Collect all lines below with the string "Superposition".

Stored data:
[start]
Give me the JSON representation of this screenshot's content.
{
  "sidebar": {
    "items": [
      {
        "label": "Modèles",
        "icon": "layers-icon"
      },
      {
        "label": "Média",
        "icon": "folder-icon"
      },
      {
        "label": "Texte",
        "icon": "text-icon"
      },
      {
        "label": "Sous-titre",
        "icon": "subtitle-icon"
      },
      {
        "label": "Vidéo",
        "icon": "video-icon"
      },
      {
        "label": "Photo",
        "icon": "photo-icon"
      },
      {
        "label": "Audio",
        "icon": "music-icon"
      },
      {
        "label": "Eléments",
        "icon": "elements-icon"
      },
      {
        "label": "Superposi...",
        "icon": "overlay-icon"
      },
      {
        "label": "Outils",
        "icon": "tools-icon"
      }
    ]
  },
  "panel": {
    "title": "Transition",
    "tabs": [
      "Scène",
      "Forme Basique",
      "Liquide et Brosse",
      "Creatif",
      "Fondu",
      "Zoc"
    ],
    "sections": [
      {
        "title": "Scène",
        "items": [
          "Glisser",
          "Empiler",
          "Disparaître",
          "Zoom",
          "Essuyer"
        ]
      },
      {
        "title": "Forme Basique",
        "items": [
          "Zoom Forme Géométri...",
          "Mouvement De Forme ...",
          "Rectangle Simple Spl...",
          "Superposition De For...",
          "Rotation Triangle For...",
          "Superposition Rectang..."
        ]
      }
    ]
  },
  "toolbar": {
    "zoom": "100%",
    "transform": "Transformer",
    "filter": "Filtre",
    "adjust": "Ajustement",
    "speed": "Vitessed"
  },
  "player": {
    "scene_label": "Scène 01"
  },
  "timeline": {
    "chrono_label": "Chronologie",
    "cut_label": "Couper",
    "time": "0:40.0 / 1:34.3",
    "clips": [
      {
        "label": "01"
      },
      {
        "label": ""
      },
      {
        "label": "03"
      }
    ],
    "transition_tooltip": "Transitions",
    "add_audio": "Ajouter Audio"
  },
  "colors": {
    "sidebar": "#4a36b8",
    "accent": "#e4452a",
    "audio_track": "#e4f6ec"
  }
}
[end]
[start]
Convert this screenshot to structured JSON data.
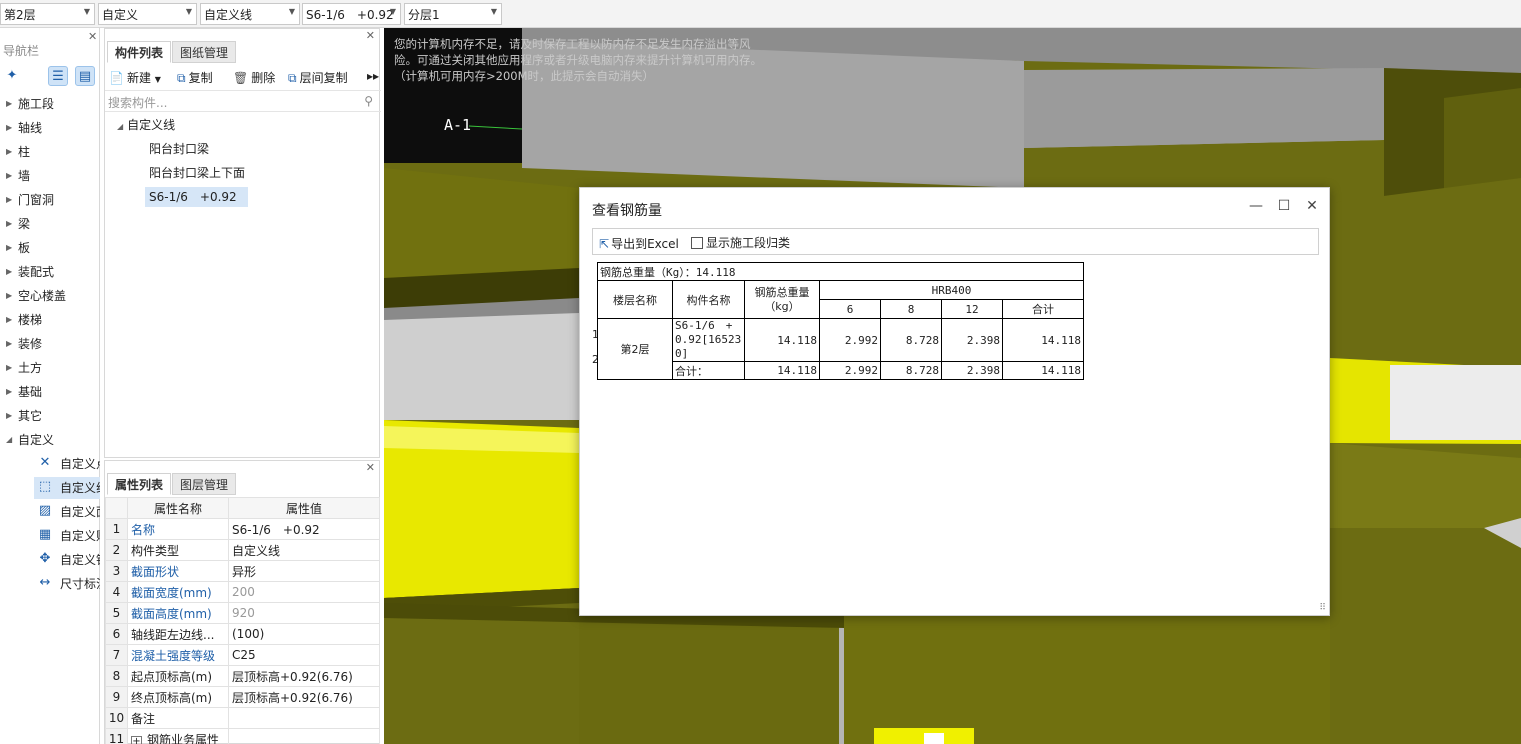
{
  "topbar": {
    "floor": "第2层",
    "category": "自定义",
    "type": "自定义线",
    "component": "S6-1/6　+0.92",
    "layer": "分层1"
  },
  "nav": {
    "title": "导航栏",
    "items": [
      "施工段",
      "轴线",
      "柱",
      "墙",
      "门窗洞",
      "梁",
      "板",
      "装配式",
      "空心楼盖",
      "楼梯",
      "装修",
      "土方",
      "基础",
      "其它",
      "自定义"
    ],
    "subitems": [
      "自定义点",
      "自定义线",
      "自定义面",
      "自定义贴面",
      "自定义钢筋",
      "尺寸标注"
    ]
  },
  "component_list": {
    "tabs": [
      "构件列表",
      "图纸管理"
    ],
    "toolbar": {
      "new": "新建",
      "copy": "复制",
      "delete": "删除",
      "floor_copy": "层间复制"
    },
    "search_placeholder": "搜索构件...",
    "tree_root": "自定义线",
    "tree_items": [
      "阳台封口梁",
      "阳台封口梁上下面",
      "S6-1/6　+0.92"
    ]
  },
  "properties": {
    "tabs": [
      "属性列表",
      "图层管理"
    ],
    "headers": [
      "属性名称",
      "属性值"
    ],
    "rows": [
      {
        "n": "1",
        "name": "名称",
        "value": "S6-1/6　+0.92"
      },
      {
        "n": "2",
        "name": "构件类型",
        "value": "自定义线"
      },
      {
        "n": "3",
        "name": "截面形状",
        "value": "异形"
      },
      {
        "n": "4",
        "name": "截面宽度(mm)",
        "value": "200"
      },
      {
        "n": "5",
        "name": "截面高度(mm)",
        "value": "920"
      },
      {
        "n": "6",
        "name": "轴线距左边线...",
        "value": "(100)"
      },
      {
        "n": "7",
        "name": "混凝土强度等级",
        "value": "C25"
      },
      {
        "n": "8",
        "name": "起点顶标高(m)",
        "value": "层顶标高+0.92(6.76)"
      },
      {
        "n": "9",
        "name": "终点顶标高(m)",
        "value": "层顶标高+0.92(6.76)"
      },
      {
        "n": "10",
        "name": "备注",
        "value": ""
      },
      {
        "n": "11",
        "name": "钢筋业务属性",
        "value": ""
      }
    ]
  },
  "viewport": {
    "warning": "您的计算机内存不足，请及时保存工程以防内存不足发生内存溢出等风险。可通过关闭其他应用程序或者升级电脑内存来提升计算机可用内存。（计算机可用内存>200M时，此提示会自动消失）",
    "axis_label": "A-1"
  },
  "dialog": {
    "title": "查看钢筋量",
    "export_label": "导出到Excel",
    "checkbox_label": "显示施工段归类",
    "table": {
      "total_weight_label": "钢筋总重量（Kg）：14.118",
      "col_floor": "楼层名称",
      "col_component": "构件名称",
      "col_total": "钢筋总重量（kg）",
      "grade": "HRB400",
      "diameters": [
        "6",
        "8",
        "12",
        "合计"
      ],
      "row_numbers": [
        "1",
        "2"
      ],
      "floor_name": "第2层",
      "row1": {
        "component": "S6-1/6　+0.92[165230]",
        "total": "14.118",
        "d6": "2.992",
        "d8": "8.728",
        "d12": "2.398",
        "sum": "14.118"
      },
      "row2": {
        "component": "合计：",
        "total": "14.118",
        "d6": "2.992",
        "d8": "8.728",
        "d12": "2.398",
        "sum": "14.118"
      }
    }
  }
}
[end]
### Output for this exercise
          "Superposition De For...",
          "Superposition Rectang..."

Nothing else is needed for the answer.